***** TASK INPUT *****
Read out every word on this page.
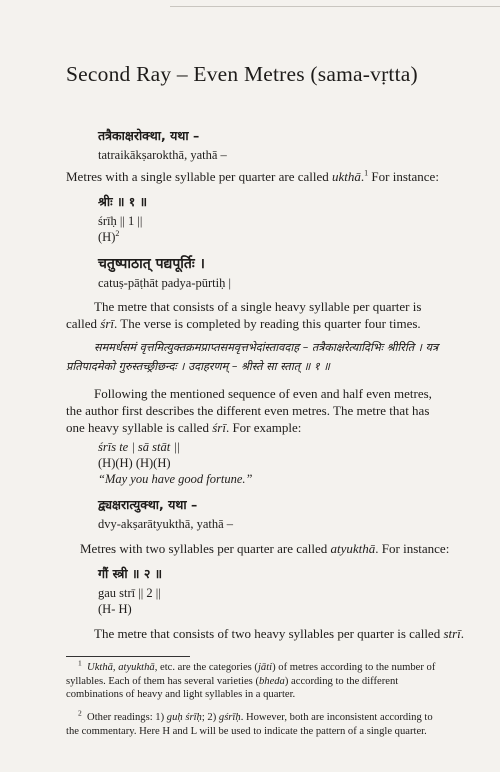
Second Ray – Even Metres (sama-vṛtta)
तत्रैकाक्षरोक्था, यथा –
tatraikākṣarokthā, yathā –
Metres with a single syllable per quarter are called ukthā.$^1$ For instance:
श्रीः ॥ १ ॥
śrīḥ || 1 ||
$(H)^2$
चतुष्पाठात् पद्यपूर्तिः ।
catuṣ-pāṭhāt padya-pūrtiḥ |
The metre that consists of a single heavy syllable per quarter is called śrī. The verse is completed by reading this quarter four times.
सममर्धसमं वृत्तमित्युक्तक्रमप्राप्तसमवृत्तभेदांस्तावदाह – तत्रैकाक्षरेत्यादिभिः श्रीरिति । यत्र प्रतिपादमेको गुरुस्तच्छ्रीछन्दः । उदाहरणम् – श्रीस्ते सा स्तात् ॥ १ ॥
Following the mentioned sequence of even and half even metres, the author first describes the different even metres. The metre that has one heavy syllable is called śrī. For example:
śrīs te | sā stāt ||
(H)(H) (H)(H)
“May you have good fortune.”
द्व्यक्षरात्युक्था, यथा –
dvy-akṣarātyukthā, yathā –
Metres with two syllables per quarter are called atyukthā. For instance:
गौं स्त्री ॥ २ ॥
gau strī || 2 ||
(H- H)
The metre that consists of two heavy syllables per quarter is called strī.
$^1$ Ukthā, atyukthā, etc. are the categories (jāti) of metres according to the number of syllables. Each of them has several varieties (bheda) according to the different combinations of heavy and light syllables in a quarter.
$^2$ Other readings: 1) guḥ śrīḥ; 2) gśrīḥ. However, both are inconsistent according to the commentary. Here H and L will be used to indicate the pattern of a single quarter.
*****
WHAT IS NEEDED >>
Print each entry shown above with exact wording and no pictures.

ANSWER TO THIS EXERCISE >>
Read out every word on this page.
Second Ray – Even Metres (sama-vṛtta)
तत्रैकाक्षरोक्था, यथा –
tatraikākṣarokthā, yathā –
Metres with a single syllable per quarter are called ukthā.$^1$ For instance:
श्रीः ॥ १ ॥
śrīḥ || 1 ||
$(H)^2$
चतुष्पाठात् पद्यपूर्तिः ।
catuṣ-pāṭhāt padya-pūrtiḥ |
The metre that consists of a single heavy syllable per quarter is called śrī. The verse is completed by reading this quarter four times.
सममर्धसमं वृत्तमित्युक्तक्रमप्राप्तसमवृत्तभेदांस्तावदाह – तत्रैकाक्षरेत्यादिभिः श्रीरिति । यत्र प्रतिपादमेको गुरुस्तच्छ्रीछन्दः । उदाहरणम् – श्रीस्ते सा स्तात् ॥ १ ॥
Following the mentioned sequence of even and half even metres, the author first describes the different even metres. The metre that has one heavy syllable is called śrī. For example:
śrīs te | sā stāt ||
(H)(H) (H)(H)
“May you have good fortune.”
द्व्यक्षरात्युक्था, यथा –
dvy-akṣarātyukthā, yathā –
Metres with two syllables per quarter are called atyukthā. For instance:
गौं स्त्री ॥ २ ॥
gau strī || 2 ||
(H- H)
The metre that consists of two heavy syllables per quarter is called strī.
$^1$ Ukthā, atyukthā, etc. are the categories (jāti) of metres according to the number of syllables. Each of them has several varieties (bheda) according to the different combinations of heavy and light syllables in a quarter.
$^2$ Other readings: 1) guḥ śrīḥ; 2) gśrīḥ. However, both are inconsistent according to the commentary. Here H and L will be used to indicate the pattern of a single quarter.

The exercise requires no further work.